Goal of the exercise | Everything in the listing except the pictures should be written out exactly.

Data supplied |
━━━━━━

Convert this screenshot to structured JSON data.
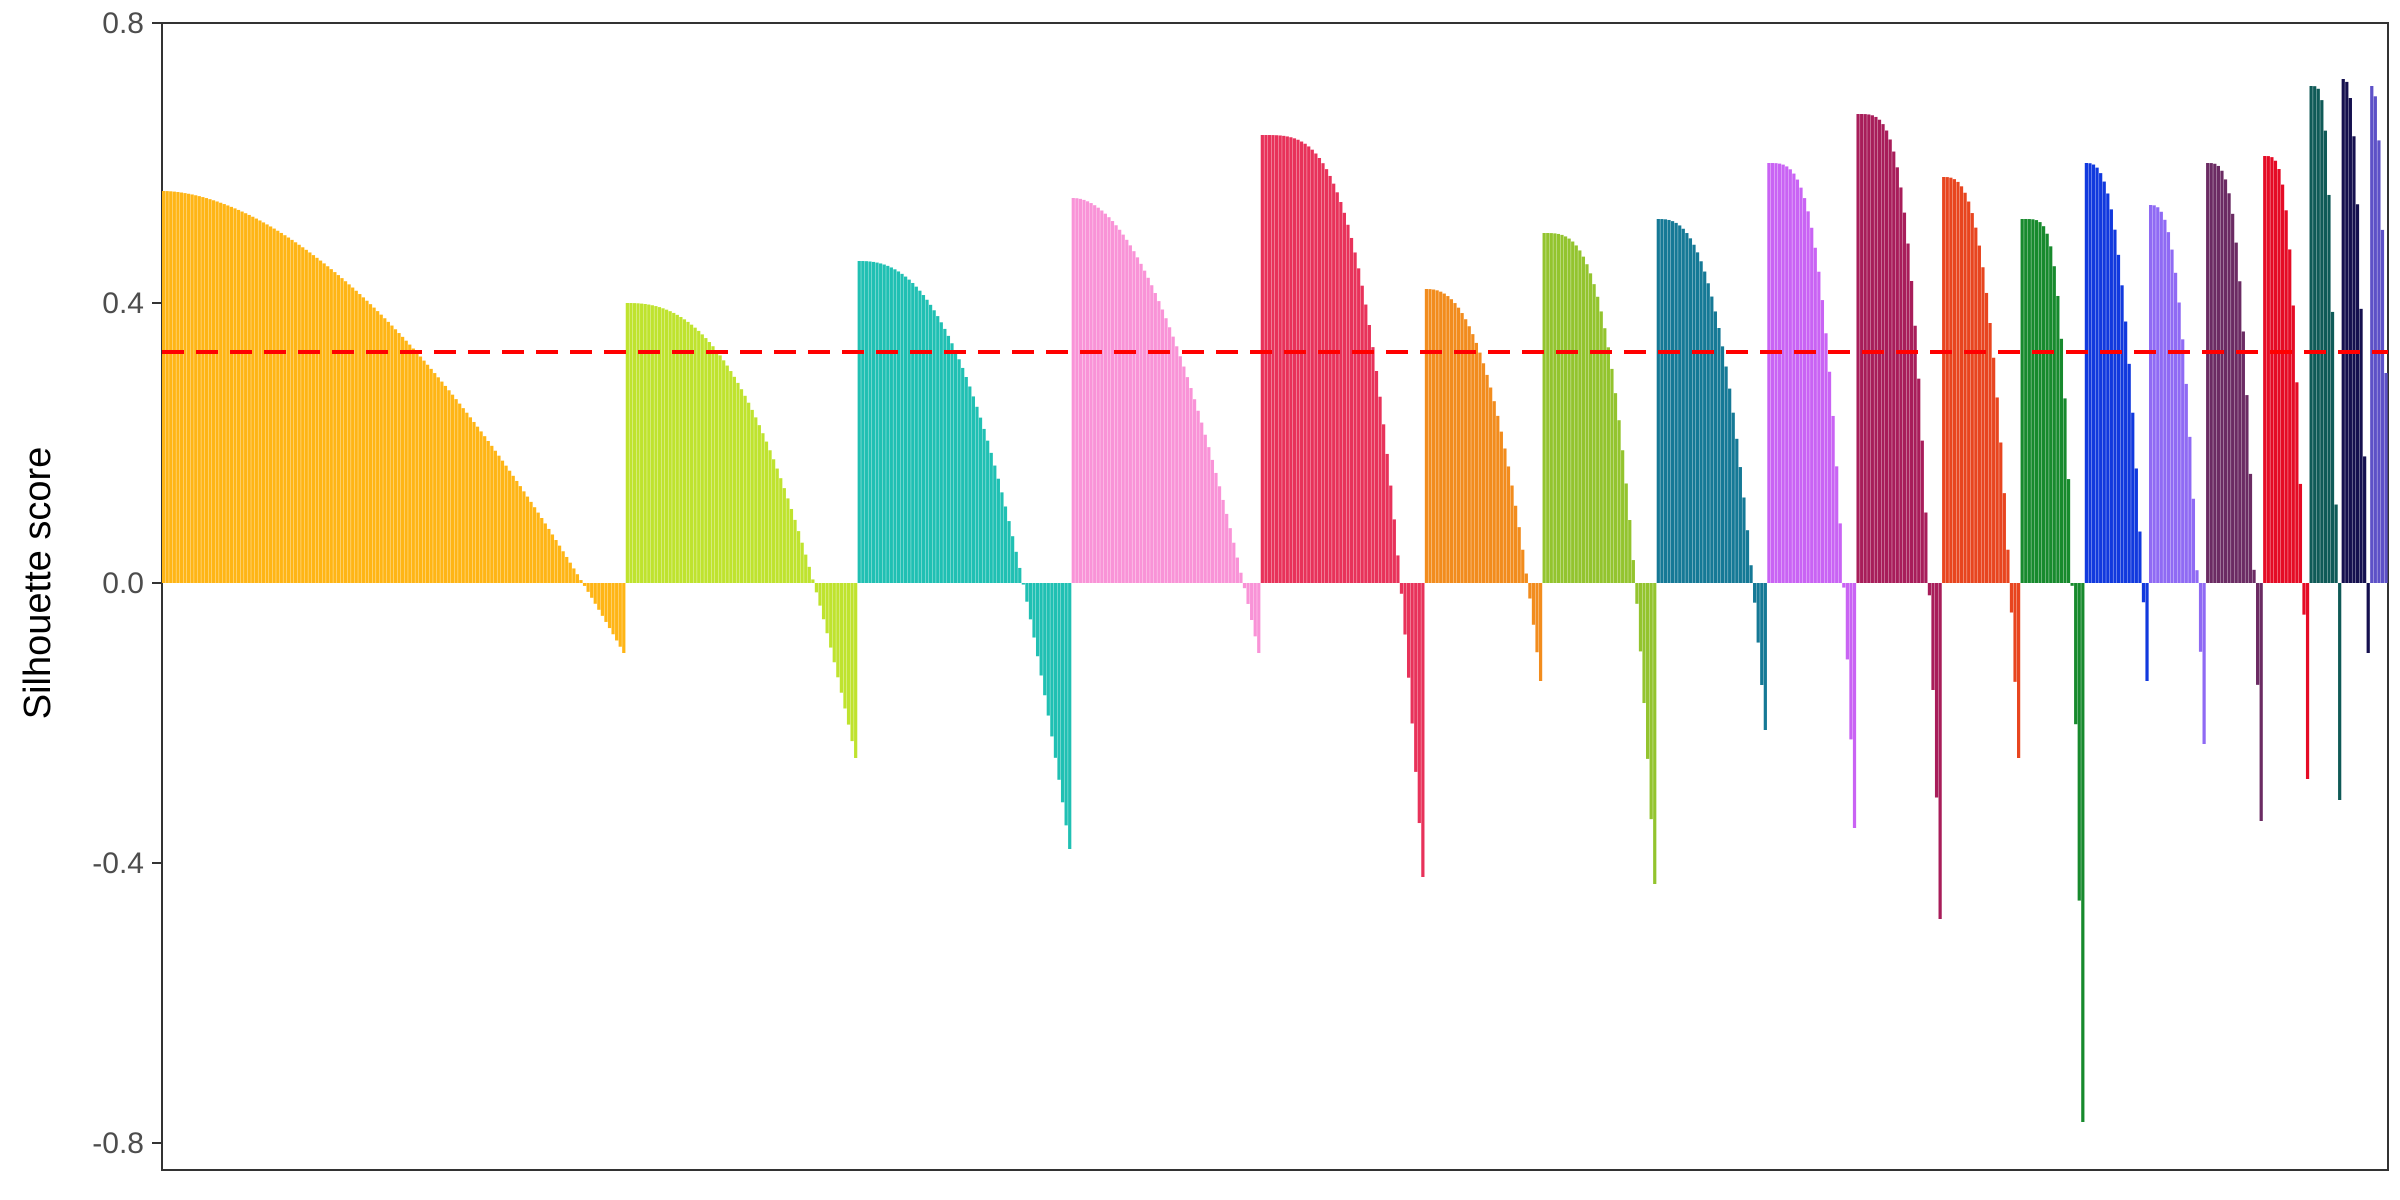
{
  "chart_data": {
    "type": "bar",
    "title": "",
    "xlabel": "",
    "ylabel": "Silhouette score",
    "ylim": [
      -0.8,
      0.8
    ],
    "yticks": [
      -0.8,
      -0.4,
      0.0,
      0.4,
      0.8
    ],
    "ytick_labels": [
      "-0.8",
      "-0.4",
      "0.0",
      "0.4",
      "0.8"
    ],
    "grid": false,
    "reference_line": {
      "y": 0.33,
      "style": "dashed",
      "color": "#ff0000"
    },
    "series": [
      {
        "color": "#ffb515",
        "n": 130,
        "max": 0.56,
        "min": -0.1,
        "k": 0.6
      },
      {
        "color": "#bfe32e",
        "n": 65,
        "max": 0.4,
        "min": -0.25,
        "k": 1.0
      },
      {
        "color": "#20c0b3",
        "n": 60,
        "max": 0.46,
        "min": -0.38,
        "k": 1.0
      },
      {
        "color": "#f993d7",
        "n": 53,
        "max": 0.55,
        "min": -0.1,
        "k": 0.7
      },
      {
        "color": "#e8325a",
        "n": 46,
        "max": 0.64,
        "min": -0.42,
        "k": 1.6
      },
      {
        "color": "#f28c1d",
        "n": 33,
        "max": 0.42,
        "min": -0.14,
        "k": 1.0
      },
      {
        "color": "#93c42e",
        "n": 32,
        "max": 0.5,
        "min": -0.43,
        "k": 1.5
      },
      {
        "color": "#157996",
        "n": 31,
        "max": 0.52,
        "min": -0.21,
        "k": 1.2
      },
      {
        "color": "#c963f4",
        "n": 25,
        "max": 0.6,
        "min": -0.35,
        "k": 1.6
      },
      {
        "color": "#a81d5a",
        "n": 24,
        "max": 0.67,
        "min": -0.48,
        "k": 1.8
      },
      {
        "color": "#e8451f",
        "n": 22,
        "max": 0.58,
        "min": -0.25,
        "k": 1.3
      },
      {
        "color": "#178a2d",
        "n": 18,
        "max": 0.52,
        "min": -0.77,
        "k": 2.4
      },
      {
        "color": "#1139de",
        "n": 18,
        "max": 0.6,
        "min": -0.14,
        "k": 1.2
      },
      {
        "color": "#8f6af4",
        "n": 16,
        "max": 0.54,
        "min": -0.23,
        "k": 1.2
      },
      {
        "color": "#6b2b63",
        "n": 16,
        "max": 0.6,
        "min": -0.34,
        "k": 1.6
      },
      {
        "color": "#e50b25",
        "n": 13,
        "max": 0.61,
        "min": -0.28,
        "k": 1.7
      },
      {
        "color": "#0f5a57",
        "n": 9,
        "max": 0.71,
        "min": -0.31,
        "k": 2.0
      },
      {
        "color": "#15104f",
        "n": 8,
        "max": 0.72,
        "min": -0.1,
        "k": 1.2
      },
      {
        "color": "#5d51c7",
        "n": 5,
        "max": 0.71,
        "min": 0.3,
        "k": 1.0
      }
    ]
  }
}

━━━━━━

Task answer |
Convert this screenshot to structured JSON data.
{
  "chart_data": {
    "type": "bar",
    "title": "",
    "xlabel": "",
    "ylabel": "Silhouette score",
    "ylim": [
      -0.8,
      0.8
    ],
    "yticks": [
      -0.8,
      -0.4,
      0.0,
      0.4,
      0.8
    ],
    "ytick_labels": [
      "-0.8",
      "-0.4",
      "0.0",
      "0.4",
      "0.8"
    ],
    "grid": false,
    "reference_line": {
      "y": 0.33,
      "style": "dashed",
      "color": "#ff0000"
    },
    "series": [
      {
        "color": "#ffb515",
        "n": 130,
        "max": 0.56,
        "min": -0.1,
        "k": 0.6
      },
      {
        "color": "#bfe32e",
        "n": 65,
        "max": 0.4,
        "min": -0.25,
        "k": 1.0
      },
      {
        "color": "#20c0b3",
        "n": 60,
        "max": 0.46,
        "min": -0.38,
        "k": 1.0
      },
      {
        "color": "#f993d7",
        "n": 53,
        "max": 0.55,
        "min": -0.1,
        "k": 0.7
      },
      {
        "color": "#e8325a",
        "n": 46,
        "max": 0.64,
        "min": -0.42,
        "k": 1.6
      },
      {
        "color": "#f28c1d",
        "n": 33,
        "max": 0.42,
        "min": -0.14,
        "k": 1.0
      },
      {
        "color": "#93c42e",
        "n": 32,
        "max": 0.5,
        "min": -0.43,
        "k": 1.5
      },
      {
        "color": "#157996",
        "n": 31,
        "max": 0.52,
        "min": -0.21,
        "k": 1.2
      },
      {
        "color": "#c963f4",
        "n": 25,
        "max": 0.6,
        "min": -0.35,
        "k": 1.6
      },
      {
        "color": "#a81d5a",
        "n": 24,
        "max": 0.67,
        "min": -0.48,
        "k": 1.8
      },
      {
        "color": "#e8451f",
        "n": 22,
        "max": 0.58,
        "min": -0.25,
        "k": 1.3
      },
      {
        "color": "#178a2d",
        "n": 18,
        "max": 0.52,
        "min": -0.77,
        "k": 2.4
      },
      {
        "color": "#1139de",
        "n": 18,
        "max": 0.6,
        "min": -0.14,
        "k": 1.2
      },
      {
        "color": "#8f6af4",
        "n": 16,
        "max": 0.54,
        "min": -0.23,
        "k": 1.2
      },
      {
        "color": "#6b2b63",
        "n": 16,
        "max": 0.6,
        "min": -0.34,
        "k": 1.6
      },
      {
        "color": "#e50b25",
        "n": 13,
        "max": 0.61,
        "min": -0.28,
        "k": 1.7
      },
      {
        "color": "#0f5a57",
        "n": 9,
        "max": 0.71,
        "min": -0.31,
        "k": 2.0
      },
      {
        "color": "#15104f",
        "n": 8,
        "max": 0.72,
        "min": -0.1,
        "k": 1.2
      },
      {
        "color": "#5d51c7",
        "n": 5,
        "max": 0.71,
        "min": 0.3,
        "k": 1.0
      }
    ]
  }
}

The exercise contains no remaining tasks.